--- start Record list ---

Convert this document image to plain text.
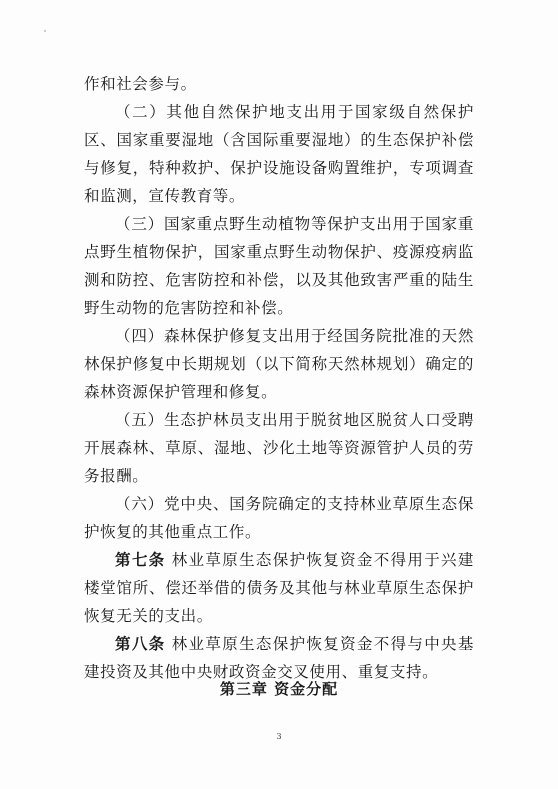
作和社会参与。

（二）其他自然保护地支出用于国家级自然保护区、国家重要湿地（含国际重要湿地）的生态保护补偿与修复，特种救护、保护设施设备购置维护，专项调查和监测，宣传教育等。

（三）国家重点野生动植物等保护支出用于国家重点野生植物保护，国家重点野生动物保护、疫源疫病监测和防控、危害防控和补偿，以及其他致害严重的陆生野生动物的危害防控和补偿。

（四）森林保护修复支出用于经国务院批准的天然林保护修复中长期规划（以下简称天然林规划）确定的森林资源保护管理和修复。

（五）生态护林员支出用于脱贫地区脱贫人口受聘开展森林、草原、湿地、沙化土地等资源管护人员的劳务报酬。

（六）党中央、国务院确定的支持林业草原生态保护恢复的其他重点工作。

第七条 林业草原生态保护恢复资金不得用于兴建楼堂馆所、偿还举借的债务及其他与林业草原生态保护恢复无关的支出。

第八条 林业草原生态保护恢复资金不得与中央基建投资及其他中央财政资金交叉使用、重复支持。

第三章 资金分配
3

--- end Record list ---

**Brief**
Quote every record above exactly, leaving out any pictures.

**Answer**
Convert this document image to plain text.
作和社会参与。

（二）其他自然保护地支出用于国家级自然保护区、国家重要湿地（含国际重要湿地）的生态保护补偿与修复，特种救护、保护设施设备购置维护，专项调查和监测，宣传教育等。

（三）国家重点野生动植物等保护支出用于国家重点野生植物保护，国家重点野生动物保护、疫源疫病监测和防控、危害防控和补偿，以及其他致害严重的陆生野生动物的危害防控和补偿。

（四）森林保护修复支出用于经国务院批准的天然林保护修复中长期规划（以下简称天然林规划）确定的森林资源保护管理和修复。

（五）生态护林员支出用于脱贫地区脱贫人口受聘开展森林、草原、湿地、沙化土地等资源管护人员的劳务报酬。

（六）党中央、国务院确定的支持林业草原生态保护恢复的其他重点工作。

第七条 林业草原生态保护恢复资金不得用于兴建楼堂馆所、偿还举借的债务及其他与林业草原生态保护恢复无关的支出。

第八条 林业草原生态保护恢复资金不得与中央基建投资及其他中央财政资金交叉使用、重复支持。

第三章 资金分配
3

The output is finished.